──────── Source document ────────

In the batting stakes, the form and fitness of the increasingly maligned Clarke may be critical to Australian hopes. You suspect continuing speculation over his appropriate blokiness to be Australian captain may emanate from Ponting supporters, but of more immediate concern is whether his dodgy back will allow him to bat to his best potential. If Swann lives up to his reputation, then the vice captain’s dancing feet may be a crucial antidote.

From some of the write ups he’s been getting, Graeme Swann could be mistaken for Jim Laker incarnate. He certainly would seem to represent an England edge in the spin department. But it should be remembered that many a well credentialed English offie has left Australia disappointed, including the aforementioned Laker. It remains to be seen if he has a real impact.

On past history, the more crucial factor would likely seem to be England’s tall timber bowling versus Australia’s Dads Army batting. England will be hoping they don’t like it up ‘em. Hussey, North and others know careers ride on proving the naysayers wrong. You expect the Poms to thoroughly test out Punter’s hook shot early. You also expect the Australian captain to have a steely resolve not to lose to England for a third time. That wouldn’t look so good on the record.

When things are finely balanced, mundane topics like catching and fitness start to loom larger in calculations. Both bowling attacks will need good support in the field; dropped chances may be decisive. As is the modern trend, the scheduling of the tests leaves little room for recovery from injury. In Tremlett and Panesar, England seem to have decent back up. Australia have several bowlers with recent injury worries, and some likely outside contenders are already unavailable for selection. Luck in this regard will be essential.

The first test of a series is always important, but in these circumstances it seems doubly critical. With the wet spring experienced, it would surprise if the Gabba pitch didn’t assist the quicks, making a result almost certain. Whoever should lose would seem likely to struggle to make up the ground lost. If England was to win in Brisbane, things could get ugly in the Aussie camp. The winner of the toss tomorrow faces an exquisitely crucial decision.

Early indicators favour England, but the conditions and history suggest  Australia. Twenty-two years undefeated in Brisbane cannot be ignored, but history is no guarantee of anything: we hadn’t lost at Lord’s for 75 years until 2009. A series loss will bring a seas change in Australian cricket. Can Punter’s twilighters resist the tide?

──────── Data listing ────────

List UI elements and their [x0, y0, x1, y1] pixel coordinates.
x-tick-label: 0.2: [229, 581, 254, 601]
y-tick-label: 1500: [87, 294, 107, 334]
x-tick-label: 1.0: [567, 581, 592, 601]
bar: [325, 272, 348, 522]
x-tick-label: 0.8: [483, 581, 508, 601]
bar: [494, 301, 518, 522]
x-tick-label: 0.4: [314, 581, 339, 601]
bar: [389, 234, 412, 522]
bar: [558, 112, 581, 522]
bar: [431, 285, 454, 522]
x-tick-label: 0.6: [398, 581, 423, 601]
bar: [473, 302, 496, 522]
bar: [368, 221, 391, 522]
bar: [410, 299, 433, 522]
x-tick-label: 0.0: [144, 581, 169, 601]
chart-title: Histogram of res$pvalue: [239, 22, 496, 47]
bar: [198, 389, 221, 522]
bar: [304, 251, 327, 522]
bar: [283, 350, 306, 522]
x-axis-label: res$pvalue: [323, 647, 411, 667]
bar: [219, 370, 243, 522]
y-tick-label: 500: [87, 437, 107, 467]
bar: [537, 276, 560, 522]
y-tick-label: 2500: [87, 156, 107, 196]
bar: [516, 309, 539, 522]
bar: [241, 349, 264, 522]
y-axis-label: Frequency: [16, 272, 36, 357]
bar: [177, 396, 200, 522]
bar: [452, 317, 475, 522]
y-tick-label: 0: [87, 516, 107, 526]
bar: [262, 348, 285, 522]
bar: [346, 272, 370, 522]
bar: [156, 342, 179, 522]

────────

### Exercise prompt
Write the next part of the cricket preview on the Australia–England series, starting after its final sentence. The items have no connection to the cricket preview.

### Exercise output
Oh glorious uncertainty, give us a real battle.

About John Butler

John Butler has fled the World's Most Liveable Car Park and now breathes the rarefied air of the Ballarat Plateau. For his sins, he has passed his 40th year as a Carlton member.


  1. I would kill to see the in-swinger Mitch Johnson bowled to get W.G. The Terrorist Amla LBW in Durban. What the hell happened to that ball? The only other time I have seen it was when he got Pies Collingwood at Headingley last year.

  2. JB – what do you think of my 12 for Brisbane

    12 – Starc or Khawaja

  3. Tony T, one of the great unanswered questions of cricket is what has happened to Mitch Johnson since that SA tour.

    Dips, mine would be different. I’d have Paine for starters. And Johnson. I think Australia has to gamble initially on him, because they lack other impact players.

    McDonald is another who must wonder about the state of play. Performed all right when given the chance. Will he get another? Sadly, his busted hand would preclude him from Brisbane.

    As for Hodge… what is left to be said?

  4. JB
    I have it on reliable authority that A-Mac’s cards were marked once Watson came back into the Test team with great success. And it probably stands to reason as two all-rounders would upset the balance a little. However, his continued absence from the ODI set-up is a little more difficult to understand.

  5. The highlights reel of Hodge’s innings earlier this evening would be equal to any dig in recent memory.